Collect every line of the records below that contains the word "ffffff".

Data items:
-- -- --

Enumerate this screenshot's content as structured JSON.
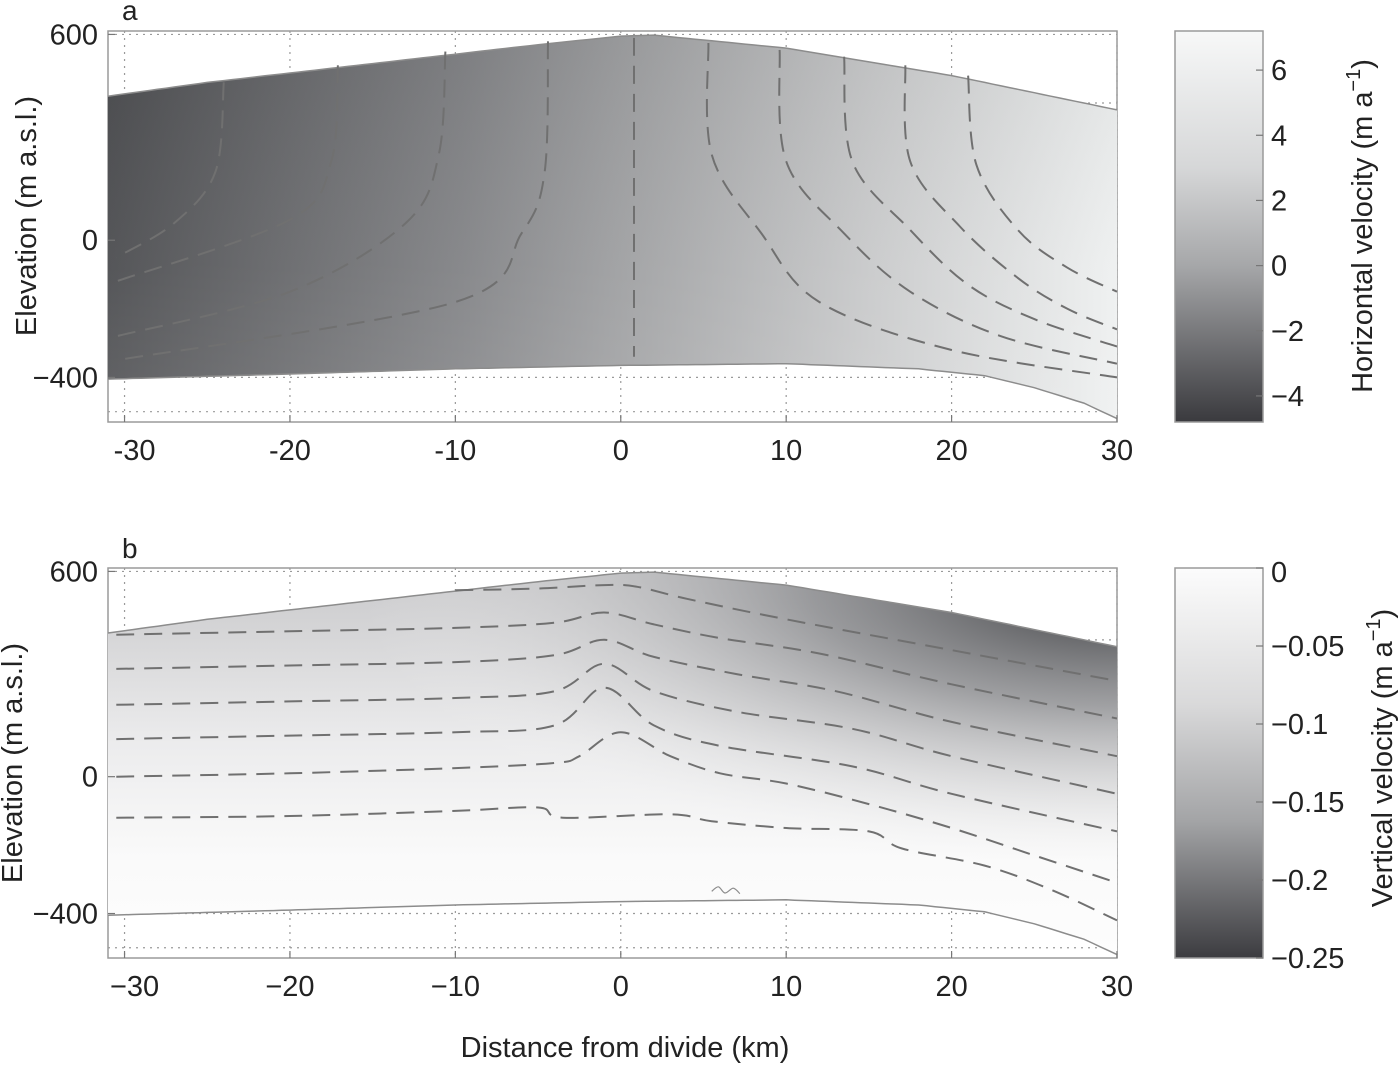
{
  "figure": {
    "xlabel": "Distance from divide (km)"
  },
  "chart_data": [
    {
      "type": "contour",
      "panel": "a",
      "ylabel": "Elevation (m a.s.l.)",
      "xlim": [
        -31,
        30
      ],
      "ylim": [
        -530,
        610
      ],
      "x_ticks": [
        -30,
        -20,
        -10,
        0,
        10,
        20,
        30
      ],
      "x_tick_labels": [
        "-30",
        "-20",
        "-10",
        "0",
        "10",
        "20",
        "30"
      ],
      "y_ticks": [
        600,
        0,
        -400
      ],
      "y_tick_labels": [
        "600",
        "0",
        "−400"
      ],
      "grid": "dotted",
      "surface": {
        "x": [
          -31,
          -25,
          -15,
          -5,
          0,
          2,
          10,
          20,
          30
        ],
        "elev": [
          420,
          460,
          515,
          570,
          595,
          598,
          560,
          480,
          380
        ]
      },
      "bed": {
        "x": [
          -31,
          -20,
          -10,
          0,
          10,
          18,
          22,
          25,
          28,
          30
        ],
        "elev": [
          -405,
          -390,
          -375,
          -365,
          -360,
          -375,
          -395,
          -430,
          -475,
          -520
        ]
      },
      "colorbar": {
        "label": "Horizontal velocity (m a",
        "label_sup": "−1",
        "label_close": ")",
        "range": [
          -4.8,
          7.2
        ],
        "ticks": [
          6,
          4,
          2,
          0,
          -2,
          -4
        ],
        "tick_labels": [
          "6",
          "4",
          "2",
          "0",
          "−2",
          "−4"
        ],
        "colormap": [
          "#3c3c40",
          "#cfd0d2",
          "#f7f8f8"
        ]
      },
      "field_colors": {
        "left": "#58595c",
        "center": "#9fa0a2",
        "right": "#eef0f0"
      },
      "contours": [
        {
          "x": [
            0.8,
            0.8,
            0.8
          ],
          "elev": [
            590,
            100,
            -340
          ]
        },
        {
          "x": [
            -4.4,
            -4.6,
            -6.0,
            -10.0,
            -30.5
          ],
          "elev": [
            580,
            200,
            20,
            -180,
            -350
          ]
        },
        {
          "x": [
            -10.6,
            -11.0,
            -13.0,
            -20.0,
            -30.5
          ],
          "elev": [
            550,
            250,
            50,
            -150,
            -280
          ]
        },
        {
          "x": [
            -17.1,
            -17.5,
            -20.0,
            -30.5
          ],
          "elev": [
            510,
            230,
            60,
            -120
          ]
        },
        {
          "x": [
            -24.0,
            -24.5,
            -27.0,
            -30.5
          ],
          "elev": [
            460,
            200,
            50,
            -50
          ]
        },
        {
          "x": [
            5.3,
            5.5,
            8.5,
            12.0,
            20.0,
            30.0
          ],
          "elev": [
            575,
            250,
            20,
            -180,
            -320,
            -400
          ]
        },
        {
          "x": [
            9.6,
            10.0,
            13.5,
            17.5,
            23.0,
            30.0
          ],
          "elev": [
            555,
            230,
            20,
            -150,
            -280,
            -360
          ]
        },
        {
          "x": [
            13.5,
            14.0,
            17.5,
            21.0,
            25.0,
            30.0
          ],
          "elev": [
            535,
            230,
            30,
            -130,
            -230,
            -310
          ]
        },
        {
          "x": [
            17.2,
            17.5,
            20.5,
            24.0,
            27.0,
            30.0
          ],
          "elev": [
            510,
            230,
            40,
            -110,
            -200,
            -260
          ]
        },
        {
          "x": [
            21.0,
            21.5,
            24.0,
            27.0,
            30.0
          ],
          "elev": [
            480,
            220,
            30,
            -80,
            -150
          ]
        }
      ]
    },
    {
      "type": "contour",
      "panel": "b",
      "ylabel": "Elevation (m a.s.l.)",
      "xlim": [
        -31,
        30
      ],
      "ylim": [
        -530,
        610
      ],
      "x_ticks": [
        -30,
        -20,
        -10,
        0,
        10,
        20,
        30
      ],
      "x_tick_labels": [
        "−30",
        "−20",
        "−10",
        "0",
        "10",
        "20",
        "30"
      ],
      "y_ticks": [
        600,
        0,
        -400
      ],
      "y_tick_labels": [
        "600",
        "0",
        "−400"
      ],
      "grid": "dotted",
      "surface": {
        "x": [
          -31,
          -25,
          -15,
          -5,
          0,
          2,
          10,
          20,
          30
        ],
        "elev": [
          420,
          460,
          515,
          570,
          595,
          598,
          560,
          480,
          380
        ]
      },
      "bed": {
        "x": [
          -31,
          -20,
          -10,
          0,
          10,
          18,
          22,
          25,
          28,
          30
        ],
        "elev": [
          -405,
          -390,
          -375,
          -365,
          -360,
          -375,
          -395,
          -430,
          -475,
          -520
        ]
      },
      "colorbar": {
        "label": "Vertical velocity (m a",
        "label_sup": "−1",
        "label_close": ")",
        "range": [
          -0.25,
          0
        ],
        "ticks": [
          0,
          -0.05,
          -0.1,
          -0.15,
          -0.2,
          -0.25
        ],
        "tick_labels": [
          "0",
          "−0.05",
          "−0.1",
          "−0.15",
          "−0.2",
          "−0.25"
        ],
        "colormap": [
          "#3f3f43",
          "#cfd0d2",
          "#fcfcfc"
        ]
      },
      "field_colors": {
        "top_right": "#4a4b4e",
        "mid": "#dcdcdd",
        "bottom": "#fbfbfb"
      },
      "contours": [
        {
          "x": [
            -10,
            -5,
            -1,
            1,
            4,
            10,
            20,
            30
          ],
          "elev": [
            545,
            550,
            560,
            555,
            520,
            460,
            370,
            280
          ]
        },
        {
          "x": [
            -30.5,
            -20,
            -10,
            -4,
            -1,
            2,
            6,
            12,
            20,
            30
          ],
          "elev": [
            415,
            425,
            435,
            450,
            480,
            445,
            405,
            360,
            270,
            170
          ]
        },
        {
          "x": [
            -30.5,
            -20,
            -10,
            -4,
            -1,
            2,
            7,
            13,
            20,
            30
          ],
          "elev": [
            315,
            325,
            335,
            355,
            400,
            350,
            300,
            250,
            160,
            60
          ]
        },
        {
          "x": [
            -30.5,
            -20,
            -10,
            -4,
            -1,
            2,
            7,
            14,
            20,
            30
          ],
          "elev": [
            210,
            220,
            230,
            250,
            330,
            250,
            190,
            140,
            60,
            -50
          ]
        },
        {
          "x": [
            -30.5,
            -20,
            -10,
            -4,
            -1,
            2,
            6,
            14,
            20,
            30
          ],
          "elev": [
            110,
            120,
            130,
            150,
            260,
            150,
            90,
            30,
            -50,
            -160
          ]
        },
        {
          "x": [
            -30.5,
            -20,
            -10,
            -4,
            -2.5,
            0,
            3,
            6,
            10,
            15,
            20,
            25,
            30
          ],
          "elev": [
            0,
            10,
            25,
            40,
            60,
            130,
            60,
            10,
            -20,
            -80,
            -150,
            -230,
            -310
          ]
        },
        {
          "x": [
            -30.5,
            -20,
            -10,
            -5,
            -3.5,
            3,
            5.5,
            10,
            15,
            17,
            22,
            26,
            30
          ],
          "elev": [
            -120,
            -115,
            -100,
            -90,
            -120,
            -110,
            -130,
            -150,
            -160,
            -210,
            -260,
            -330,
            -420
          ]
        }
      ],
      "bed_annotation": {
        "x": [
          5.5,
          5.9,
          6.3,
          6.8,
          7.2
        ],
        "elev": [
          -335,
          -322,
          -340,
          -326,
          -342
        ]
      }
    }
  ]
}
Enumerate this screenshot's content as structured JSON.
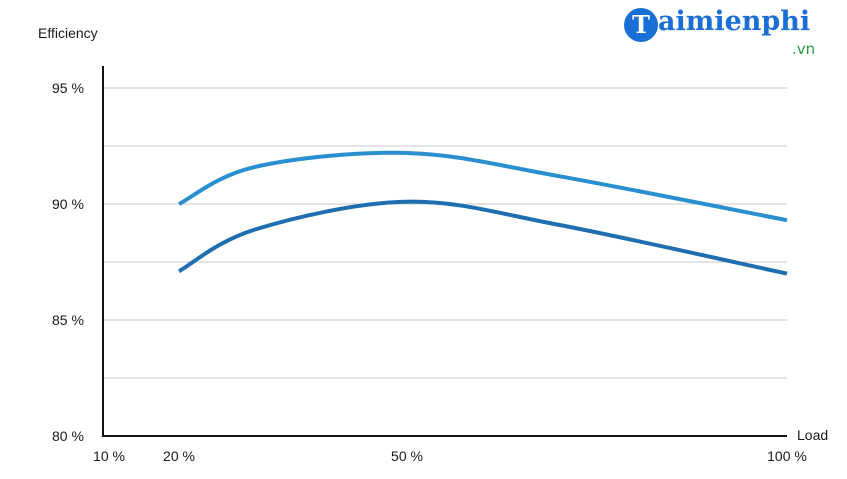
{
  "logo": {
    "initial": "T",
    "name": "aimienphi",
    "tld": ".vn",
    "brand_color": "#1a6fd6",
    "tld_color": "#2a9d4a"
  },
  "chart_data": {
    "type": "line",
    "title": "",
    "ylabel": "Efficiency",
    "xlabel": "Load",
    "xlim": [
      10,
      100
    ],
    "ylim": [
      80,
      95
    ],
    "x_ticks": [
      10,
      20,
      50,
      100
    ],
    "x_tick_labels": [
      "10 %",
      "20 %",
      "50 %",
      "100 %"
    ],
    "y_ticks": [
      80,
      85,
      90,
      95
    ],
    "y_tick_labels": [
      "80 %",
      "85 %",
      "90 %",
      "95 %"
    ],
    "grid_y": [
      82.5,
      85,
      87.5,
      90,
      92.5,
      95
    ],
    "grid": true,
    "series": [
      {
        "x": [
          20,
          30,
          50,
          70,
          100
        ],
        "values": [
          90.0,
          91.6,
          92.2,
          91.2,
          89.3
        ],
        "color": "#2a8fd0"
      },
      {
        "x": [
          20,
          30,
          50,
          70,
          100
        ],
        "values": [
          87.1,
          88.9,
          90.1,
          89.1,
          87.0
        ],
        "color": "#1f6fb0"
      }
    ]
  }
}
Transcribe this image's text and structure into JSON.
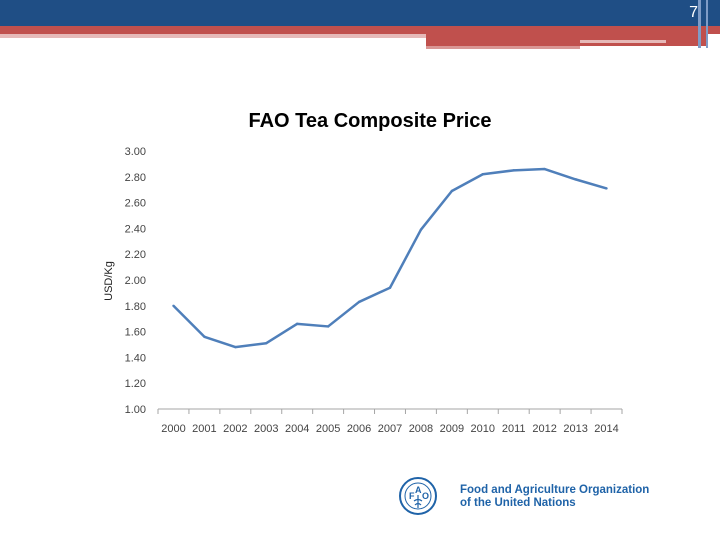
{
  "slide": {
    "number": "7"
  },
  "colors": {
    "header": "#1f4e85",
    "accent_red": "#c0504d",
    "series": "#4f7fba",
    "logo": "#1f63a8"
  },
  "logo": {
    "line1": "Food and Agriculture Organization",
    "line2": "of the United Nations",
    "icon": "fao-emblem-icon"
  },
  "chart_data": {
    "type": "line",
    "title": "FAO Tea Composite Price",
    "xlabel": "",
    "ylabel": "USD/Kg",
    "categories": [
      "2000",
      "2001",
      "2002",
      "2003",
      "2004",
      "2005",
      "2006",
      "2007",
      "2008",
      "2009",
      "2010",
      "2011",
      "2012",
      "2013",
      "2014"
    ],
    "series": [
      {
        "name": "FAO Tea Composite Price",
        "values": [
          1.8,
          1.56,
          1.48,
          1.51,
          1.66,
          1.64,
          1.83,
          1.94,
          2.39,
          2.69,
          2.82,
          2.85,
          2.86,
          2.78,
          2.71
        ]
      }
    ],
    "ylim": [
      1.0,
      3.0
    ],
    "yticks": [
      "1.00",
      "1.20",
      "1.40",
      "1.60",
      "1.80",
      "2.00",
      "2.20",
      "2.40",
      "2.60",
      "2.80",
      "3.00"
    ],
    "grid": false,
    "legend": "none"
  }
}
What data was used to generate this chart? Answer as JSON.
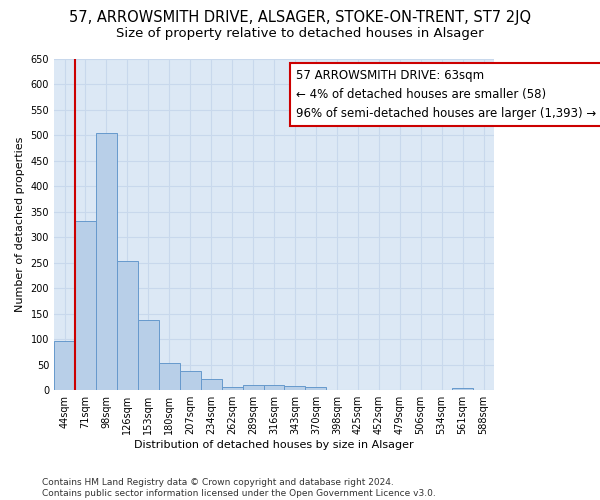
{
  "title": "57, ARROWSMITH DRIVE, ALSAGER, STOKE-ON-TRENT, ST7 2JQ",
  "subtitle": "Size of property relative to detached houses in Alsager",
  "xlabel": "Distribution of detached houses by size in Alsager",
  "ylabel": "Number of detached properties",
  "bar_labels": [
    "44sqm",
    "71sqm",
    "98sqm",
    "126sqm",
    "153sqm",
    "180sqm",
    "207sqm",
    "234sqm",
    "262sqm",
    "289sqm",
    "316sqm",
    "343sqm",
    "370sqm",
    "398sqm",
    "425sqm",
    "452sqm",
    "479sqm",
    "506sqm",
    "534sqm",
    "561sqm",
    "588sqm"
  ],
  "bar_values": [
    97,
    333,
    505,
    253,
    138,
    53,
    37,
    22,
    7,
    11,
    11,
    8,
    6,
    0,
    0,
    0,
    0,
    0,
    0,
    5,
    0
  ],
  "bar_color": "#b8cfe8",
  "bar_edge_color": "#6699cc",
  "highlight_color": "#cc0000",
  "annotation_line1": "57 ARROWSMITH DRIVE: 63sqm",
  "annotation_line2": "← 4% of detached houses are smaller (58)",
  "annotation_line3": "96% of semi-detached houses are larger (1,393) →",
  "annotation_box_color": "#ffffff",
  "annotation_box_edge": "#cc0000",
  "ylim": [
    0,
    650
  ],
  "yticks": [
    0,
    50,
    100,
    150,
    200,
    250,
    300,
    350,
    400,
    450,
    500,
    550,
    600,
    650
  ],
  "footer_line1": "Contains HM Land Registry data © Crown copyright and database right 2024.",
  "footer_line2": "Contains public sector information licensed under the Open Government Licence v3.0.",
  "grid_color": "#c8d8ec",
  "bg_color": "#ffffff",
  "plot_bg_color": "#dce8f5",
  "title_fontsize": 10.5,
  "subtitle_fontsize": 9.5,
  "label_fontsize": 8,
  "tick_fontsize": 7,
  "footer_fontsize": 6.5,
  "annot_fontsize": 8.5
}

-- -- --

## THE RESPONSE
  "annotation_box_color": "#ffffff",
  "bg_color": "#ffffff",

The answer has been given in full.